● **Request**
Quote every line of the material beneath this one.
━━ Excerpted data
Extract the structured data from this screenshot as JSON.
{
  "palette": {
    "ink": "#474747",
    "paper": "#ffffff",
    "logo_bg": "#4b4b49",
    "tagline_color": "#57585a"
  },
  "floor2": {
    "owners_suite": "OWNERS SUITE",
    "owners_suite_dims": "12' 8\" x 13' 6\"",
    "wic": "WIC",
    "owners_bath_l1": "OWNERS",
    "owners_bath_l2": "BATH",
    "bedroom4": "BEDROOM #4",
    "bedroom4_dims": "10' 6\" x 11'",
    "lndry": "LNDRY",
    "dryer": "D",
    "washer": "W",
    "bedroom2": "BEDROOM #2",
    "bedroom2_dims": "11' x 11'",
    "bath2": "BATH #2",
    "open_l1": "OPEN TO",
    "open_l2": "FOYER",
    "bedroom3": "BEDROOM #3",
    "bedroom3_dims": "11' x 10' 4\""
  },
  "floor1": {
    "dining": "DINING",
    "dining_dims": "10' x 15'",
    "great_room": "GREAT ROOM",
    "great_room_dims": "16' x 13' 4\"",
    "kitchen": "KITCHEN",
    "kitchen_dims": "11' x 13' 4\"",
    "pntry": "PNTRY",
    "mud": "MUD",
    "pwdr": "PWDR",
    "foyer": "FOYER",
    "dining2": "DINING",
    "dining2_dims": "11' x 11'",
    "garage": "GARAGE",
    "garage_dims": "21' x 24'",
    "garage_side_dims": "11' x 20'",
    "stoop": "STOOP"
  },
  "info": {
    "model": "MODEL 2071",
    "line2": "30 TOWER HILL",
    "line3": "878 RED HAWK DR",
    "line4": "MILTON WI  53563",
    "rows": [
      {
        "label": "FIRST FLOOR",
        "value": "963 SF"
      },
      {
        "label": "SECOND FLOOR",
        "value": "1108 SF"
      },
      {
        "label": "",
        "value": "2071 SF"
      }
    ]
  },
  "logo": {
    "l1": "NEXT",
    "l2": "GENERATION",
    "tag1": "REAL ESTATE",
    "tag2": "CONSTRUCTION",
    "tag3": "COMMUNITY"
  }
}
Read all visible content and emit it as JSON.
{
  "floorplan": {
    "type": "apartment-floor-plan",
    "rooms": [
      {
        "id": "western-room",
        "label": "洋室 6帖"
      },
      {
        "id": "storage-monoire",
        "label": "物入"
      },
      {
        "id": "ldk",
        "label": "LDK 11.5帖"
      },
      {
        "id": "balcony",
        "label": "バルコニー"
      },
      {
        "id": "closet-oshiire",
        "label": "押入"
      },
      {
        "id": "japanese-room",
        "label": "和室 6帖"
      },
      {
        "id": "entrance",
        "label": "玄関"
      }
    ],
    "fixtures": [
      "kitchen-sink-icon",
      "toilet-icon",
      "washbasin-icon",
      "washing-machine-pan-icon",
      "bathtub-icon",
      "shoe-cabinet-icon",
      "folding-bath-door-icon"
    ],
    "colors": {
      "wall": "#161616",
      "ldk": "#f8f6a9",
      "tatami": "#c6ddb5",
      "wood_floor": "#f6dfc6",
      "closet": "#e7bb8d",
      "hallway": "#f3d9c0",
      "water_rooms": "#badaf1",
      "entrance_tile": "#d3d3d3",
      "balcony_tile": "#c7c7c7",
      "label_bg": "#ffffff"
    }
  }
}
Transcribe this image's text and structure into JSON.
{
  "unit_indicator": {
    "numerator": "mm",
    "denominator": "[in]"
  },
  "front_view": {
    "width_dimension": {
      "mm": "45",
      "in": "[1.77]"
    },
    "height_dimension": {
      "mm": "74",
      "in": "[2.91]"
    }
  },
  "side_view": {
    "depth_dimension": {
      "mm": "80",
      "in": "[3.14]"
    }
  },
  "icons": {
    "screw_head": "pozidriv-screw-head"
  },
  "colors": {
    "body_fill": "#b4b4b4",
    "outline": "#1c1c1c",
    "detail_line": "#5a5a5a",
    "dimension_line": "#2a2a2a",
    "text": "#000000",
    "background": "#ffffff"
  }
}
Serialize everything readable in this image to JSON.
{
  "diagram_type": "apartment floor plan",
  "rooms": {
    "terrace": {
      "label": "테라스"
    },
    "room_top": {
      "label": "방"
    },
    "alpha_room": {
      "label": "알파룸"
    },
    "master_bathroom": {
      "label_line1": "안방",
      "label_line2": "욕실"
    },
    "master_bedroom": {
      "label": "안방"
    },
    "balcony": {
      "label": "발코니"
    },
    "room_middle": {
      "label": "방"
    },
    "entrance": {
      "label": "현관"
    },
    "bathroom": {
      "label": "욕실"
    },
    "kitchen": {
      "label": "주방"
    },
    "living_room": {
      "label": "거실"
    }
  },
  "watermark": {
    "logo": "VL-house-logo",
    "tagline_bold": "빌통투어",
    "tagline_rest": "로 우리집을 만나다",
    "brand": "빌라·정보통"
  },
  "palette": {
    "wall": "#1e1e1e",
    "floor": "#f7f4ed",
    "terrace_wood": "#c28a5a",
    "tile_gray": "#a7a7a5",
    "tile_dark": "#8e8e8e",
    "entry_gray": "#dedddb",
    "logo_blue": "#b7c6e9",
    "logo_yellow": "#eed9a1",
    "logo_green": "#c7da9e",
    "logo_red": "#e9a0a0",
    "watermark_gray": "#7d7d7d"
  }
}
━━━━
● **Response**
Extract the structured data from this screenshot as JSON.
{
  "palette": {
    "ink": "#474747",
    "paper": "#ffffff",
    "logo_bg": "#4b4b49",
    "tagline_color": "#57585a"
  },
  "floor2": {
    "owners_suite": "OWNERS SUITE",
    "owners_suite_dims": "12' 8\" x 13' 6\"",
    "wic": "WIC",
    "owners_bath_l1": "OWNERS",
    "owners_bath_l2": "BATH",
    "bedroom4": "BEDROOM #4",
    "bedroom4_dims": "10' 6\" x 11'",
    "lndry": "LNDRY",
    "dryer": "D",
    "washer": "W",
    "bedroom2": "BEDROOM #2",
    "bedroom2_dims": "11' x 11'",
    "bath2": "BATH #2",
    "open_l1": "OPEN TO",
    "open_l2": "FOYER",
    "bedroom3": "BEDROOM #3",
    "bedroom3_dims": "11' x 10' 4\""
  },
  "floor1": {
    "dining": "DINING",
    "dining_dims": "10' x 15'",
    "great_room": "GREAT ROOM",
    "great_room_dims": "16' x 13' 4\"",
    "kitchen": "KITCHEN",
    "kitchen_dims": "11' x 13' 4\"",
    "pntry": "PNTRY",
    "mud": "MUD",
    "pwdr": "PWDR",
    "foyer": "FOYER",
    "dining2": "DINING",
    "dining2_dims": "11' x 11'",
    "garage": "GARAGE",
    "garage_dims": "21' x 24'",
    "garage_side_dims": "11' x 20'",
    "stoop": "STOOP"
  },
  "info": {
    "model": "MODEL 2071",
    "line2": "30 TOWER HILL",
    "line3": "878 RED HAWK DR",
    "line4": "MILTON WI  53563",
    "rows": [
      {
        "label": "FIRST FLOOR",
        "value": "963 SF"
      },
      {
        "label": "SECOND FLOOR",
        "value": "1108 SF"
      },
      {
        "label": "",
        "value": "2071 SF"
      }
    ]
  },
  "logo": {
    "l1": "NEXT",
    "l2": "GENERATION",
    "tag1": "REAL ESTATE",
    "tag2": "CONSTRUCTION",
    "tag3": "COMMUNITY"
  }
}
Read all visible content and emit it as JSON.
{
  "floorplan": {
    "type": "apartment-floor-plan",
    "rooms": [
      {
        "id": "western-room",
        "label": "洋室 6帖"
      },
      {
        "id": "storage-monoire",
        "label": "物入"
      },
      {
        "id": "ldk",
        "label": "LDK 11.5帖"
      },
      {
        "id": "balcony",
        "label": "バルコニー"
      },
      {
        "id": "closet-oshiire",
        "label": "押入"
      },
      {
        "id": "japanese-room",
        "label": "和室 6帖"
      },
      {
        "id": "entrance",
        "label": "玄関"
      }
    ],
    "fixtures": [
      "kitchen-sink-icon",
      "toilet-icon",
      "washbasin-icon",
      "washing-machine-pan-icon",
      "bathtub-icon",
      "shoe-cabinet-icon",
      "folding-bath-door-icon"
    ],
    "colors": {
      "wall": "#161616",
      "ldk": "#f8f6a9",
      "tatami": "#c6ddb5",
      "wood_floor": "#f6dfc6",
      "closet": "#e7bb8d",
      "hallway": "#f3d9c0",
      "water_rooms": "#badaf1",
      "entrance_tile": "#d3d3d3",
      "balcony_tile": "#c7c7c7",
      "label_bg": "#ffffff"
    }
  }
}
Transcribe this image's text and structure into JSON.
{
  "unit_indicator": {
    "numerator": "mm",
    "denominator": "[in]"
  },
  "front_view": {
    "width_dimension": {
      "mm": "45",
      "in": "[1.77]"
    },
    "height_dimension": {
      "mm": "74",
      "in": "[2.91]"
    }
  },
  "side_view": {
    "depth_dimension": {
      "mm": "80",
      "in": "[3.14]"
    }
  },
  "icons": {
    "screw_head": "pozidriv-screw-head"
  },
  "colors": {
    "body_fill": "#b4b4b4",
    "outline": "#1c1c1c",
    "detail_line": "#5a5a5a",
    "dimension_line": "#2a2a2a",
    "text": "#000000",
    "background": "#ffffff"
  }
}
Serialize everything readable in this image to JSON.
{
  "diagram_type": "apartment floor plan",
  "rooms": {
    "terrace": {
      "label": "테라스"
    },
    "room_top": {
      "label": "방"
    },
    "alpha_room": {
      "label": "알파룸"
    },
    "master_bathroom": {
      "label_line1": "안방",
      "label_line2": "욕실"
    },
    "master_bedroom": {
      "label": "안방"
    },
    "balcony": {
      "label": "발코니"
    },
    "room_middle": {
      "label": "방"
    },
    "entrance": {
      "label": "현관"
    },
    "bathroom": {
      "label": "욕실"
    },
    "kitchen": {
      "label": "주방"
    },
    "living_room": {
      "label": "거실"
    }
  },
  "watermark": {
    "logo": "VL-house-logo",
    "tagline_bold": "빌통투어",
    "tagline_rest": "로 우리집을 만나다",
    "brand": "빌라·정보통"
  },
  "palette": {
    "wall": "#1e1e1e",
    "floor": "#f7f4ed",
    "terrace_wood": "#c28a5a",
    "tile_gray": "#a7a7a5",
    "tile_dark": "#8e8e8e",
    "entry_gray": "#dedddb",
    "logo_blue": "#b7c6e9",
    "logo_yellow": "#eed9a1",
    "logo_green": "#c7da9e",
    "logo_red": "#e9a0a0",
    "watermark_gray": "#7d7d7d"
  }
}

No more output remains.